__Task goal__.
Make an exact copy of the listing below.

------------------------------------------------------------

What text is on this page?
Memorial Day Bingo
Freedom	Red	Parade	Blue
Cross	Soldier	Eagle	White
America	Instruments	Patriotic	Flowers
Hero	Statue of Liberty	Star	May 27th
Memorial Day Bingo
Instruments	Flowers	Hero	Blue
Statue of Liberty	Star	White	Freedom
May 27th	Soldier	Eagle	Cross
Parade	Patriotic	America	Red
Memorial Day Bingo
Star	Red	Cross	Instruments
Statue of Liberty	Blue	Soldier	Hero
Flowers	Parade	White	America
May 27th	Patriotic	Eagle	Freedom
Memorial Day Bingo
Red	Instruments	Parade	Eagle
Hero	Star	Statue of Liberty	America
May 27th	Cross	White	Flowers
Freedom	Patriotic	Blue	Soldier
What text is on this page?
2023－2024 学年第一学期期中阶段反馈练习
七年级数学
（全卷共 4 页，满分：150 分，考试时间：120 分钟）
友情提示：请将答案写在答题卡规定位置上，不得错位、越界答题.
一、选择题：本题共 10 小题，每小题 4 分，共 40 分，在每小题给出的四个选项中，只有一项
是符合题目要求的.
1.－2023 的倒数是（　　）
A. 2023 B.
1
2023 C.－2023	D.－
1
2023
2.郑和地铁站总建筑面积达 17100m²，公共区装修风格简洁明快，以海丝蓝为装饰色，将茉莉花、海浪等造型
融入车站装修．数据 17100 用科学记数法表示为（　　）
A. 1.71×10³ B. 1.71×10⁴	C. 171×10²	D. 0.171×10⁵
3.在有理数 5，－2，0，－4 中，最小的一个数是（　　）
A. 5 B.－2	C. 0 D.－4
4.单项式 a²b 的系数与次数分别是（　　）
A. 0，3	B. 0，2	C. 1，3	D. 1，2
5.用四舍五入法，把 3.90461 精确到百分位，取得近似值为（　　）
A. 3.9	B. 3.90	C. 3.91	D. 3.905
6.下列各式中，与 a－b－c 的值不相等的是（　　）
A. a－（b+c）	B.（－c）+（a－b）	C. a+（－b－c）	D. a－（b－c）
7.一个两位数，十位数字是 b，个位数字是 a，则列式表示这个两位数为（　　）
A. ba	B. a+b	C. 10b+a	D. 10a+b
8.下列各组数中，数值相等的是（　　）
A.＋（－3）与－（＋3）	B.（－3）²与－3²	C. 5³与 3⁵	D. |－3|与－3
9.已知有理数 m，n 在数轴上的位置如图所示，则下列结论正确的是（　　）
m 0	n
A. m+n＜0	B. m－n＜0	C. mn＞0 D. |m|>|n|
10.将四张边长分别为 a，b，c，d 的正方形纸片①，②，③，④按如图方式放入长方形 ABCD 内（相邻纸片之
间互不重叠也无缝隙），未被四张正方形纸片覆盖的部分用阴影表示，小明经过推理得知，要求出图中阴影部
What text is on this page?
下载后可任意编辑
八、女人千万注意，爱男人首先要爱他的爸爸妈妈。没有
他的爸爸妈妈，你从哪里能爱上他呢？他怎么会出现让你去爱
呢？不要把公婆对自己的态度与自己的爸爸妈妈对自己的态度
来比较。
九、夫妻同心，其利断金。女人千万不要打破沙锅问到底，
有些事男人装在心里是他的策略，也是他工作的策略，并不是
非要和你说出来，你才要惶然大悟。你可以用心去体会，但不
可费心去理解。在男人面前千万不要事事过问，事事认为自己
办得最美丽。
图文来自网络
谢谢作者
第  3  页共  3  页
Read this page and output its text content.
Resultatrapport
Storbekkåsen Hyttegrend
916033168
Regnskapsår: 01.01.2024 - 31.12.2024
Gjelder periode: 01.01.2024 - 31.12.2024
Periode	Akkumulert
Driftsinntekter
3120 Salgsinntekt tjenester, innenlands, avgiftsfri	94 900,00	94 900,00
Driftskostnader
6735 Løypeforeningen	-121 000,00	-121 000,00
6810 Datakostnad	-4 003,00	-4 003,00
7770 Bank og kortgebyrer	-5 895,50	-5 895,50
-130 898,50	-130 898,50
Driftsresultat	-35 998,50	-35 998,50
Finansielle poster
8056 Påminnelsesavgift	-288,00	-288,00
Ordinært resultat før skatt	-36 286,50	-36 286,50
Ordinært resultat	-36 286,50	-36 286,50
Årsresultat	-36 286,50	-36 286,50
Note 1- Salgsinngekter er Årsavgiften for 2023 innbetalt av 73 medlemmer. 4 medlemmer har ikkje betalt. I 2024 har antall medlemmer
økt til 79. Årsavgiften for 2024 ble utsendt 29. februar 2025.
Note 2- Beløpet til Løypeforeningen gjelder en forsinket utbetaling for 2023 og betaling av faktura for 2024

------------------------------------------------------------

__Correct output__.
What text is on this page?
Memorial Day Bingo
Freedom	Red	Parade	Blue
Cross	Soldier	Eagle	White
America	Instruments	Patriotic	Flowers
Hero	Statue of Liberty	Star	May 27th
Memorial Day Bingo
Instruments	Flowers	Hero	Blue
Statue of Liberty	Star	White	Freedom
May 27th	Soldier	Eagle	Cross
Parade	Patriotic	America	Red
Memorial Day Bingo
Star	Red	Cross	Instruments
Statue of Liberty	Blue	Soldier	Hero
Flowers	Parade	White	America
May 27th	Patriotic	Eagle	Freedom
Memorial Day Bingo
Red	Instruments	Parade	Eagle
Hero	Star	Statue of Liberty	America
May 27th	Cross	White	Flowers
Freedom	Patriotic	Blue	Soldier
What text is on this page?
2023－2024 学年第一学期期中阶段反馈练习
七年级数学
（全卷共 4 页，满分：150 分，考试时间：120 分钟）
友情提示：请将答案写在答题卡规定位置上，不得错位、越界答题.
一、选择题：本题共 10 小题，每小题 4 分，共 40 分，在每小题给出的四个选项中，只有一项
是符合题目要求的.
1.－2023 的倒数是（　　）
A. 2023 B.
1
2023 C.－2023	D.－
1
2023
2.郑和地铁站总建筑面积达 17100m²，公共区装修风格简洁明快，以海丝蓝为装饰色，将茉莉花、海浪等造型
融入车站装修．数据 17100 用科学记数法表示为（　　）
A. 1.71×10³ B. 1.71×10⁴	C. 171×10²	D. 0.171×10⁵
3.在有理数 5，－2，0，－4 中，最小的一个数是（　　）
A. 5 B.－2	C. 0 D.－4
4.单项式 a²b 的系数与次数分别是（　　）
A. 0，3	B. 0，2	C. 1，3	D. 1，2
5.用四舍五入法，把 3.90461 精确到百分位，取得近似值为（　　）
A. 3.9	B. 3.90	C. 3.91	D. 3.905
6.下列各式中，与 a－b－c 的值不相等的是（　　）
A. a－（b+c）	B.（－c）+（a－b）	C. a+（－b－c）	D. a－（b－c）
7.一个两位数，十位数字是 b，个位数字是 a，则列式表示这个两位数为（　　）
A. ba	B. a+b	C. 10b+a	D. 10a+b
8.下列各组数中，数值相等的是（　　）
A.＋（－3）与－（＋3）	B.（－3）²与－3²	C. 5³与 3⁵	D. |－3|与－3
9.已知有理数 m，n 在数轴上的位置如图所示，则下列结论正确的是（　　）
m 0	n
A. m+n＜0	B. m－n＜0	C. mn＞0 D. |m|>|n|
10.将四张边长分别为 a，b，c，d 的正方形纸片①，②，③，④按如图方式放入长方形 ABCD 内（相邻纸片之
间互不重叠也无缝隙），未被四张正方形纸片覆盖的部分用阴影表示，小明经过推理得知，要求出图中阴影部
What text is on this page?
下载后可任意编辑
八、女人千万注意，爱男人首先要爱他的爸爸妈妈。没有
他的爸爸妈妈，你从哪里能爱上他呢？他怎么会出现让你去爱
呢？不要把公婆对自己的态度与自己的爸爸妈妈对自己的态度
来比较。
九、夫妻同心，其利断金。女人千万不要打破沙锅问到底，
有些事男人装在心里是他的策略，也是他工作的策略，并不是
非要和你说出来，你才要惶然大悟。你可以用心去体会，但不
可费心去理解。在男人面前千万不要事事过问，事事认为自己
办得最美丽。
图文来自网络
谢谢作者
第  3  页共  3  页
Read this page and output its text content.
Resultatrapport
Storbekkåsen Hyttegrend
916033168
Regnskapsår: 01.01.2024 - 31.12.2024
Gjelder periode: 01.01.2024 - 31.12.2024
Periode	Akkumulert
Driftsinntekter
3120 Salgsinntekt tjenester, innenlands, avgiftsfri	94 900,00	94 900,00
Driftskostnader
6735 Løypeforeningen	-121 000,00	-121 000,00
6810 Datakostnad	-4 003,00	-4 003,00
7770 Bank og kortgebyrer	-5 895,50	-5 895,50
-130 898,50	-130 898,50
Driftsresultat	-35 998,50	-35 998,50
Finansielle poster
8056 Påminnelsesavgift	-288,00	-288,00
Ordinært resultat før skatt	-36 286,50	-36 286,50
Ordinært resultat	-36 286,50	-36 286,50
Årsresultat	-36 286,50	-36 286,50
Note 1- Salgsinngekter er Årsavgiften for 2023 innbetalt av 73 medlemmer. 4 medlemmer har ikkje betalt. I 2024 har antall medlemmer
økt til 79. Årsavgiften for 2024 ble utsendt 29. februar 2025.
Note 2- Beløpet til Løypeforeningen gjelder en forsinket utbetaling for 2023 og betaling av faktura for 2024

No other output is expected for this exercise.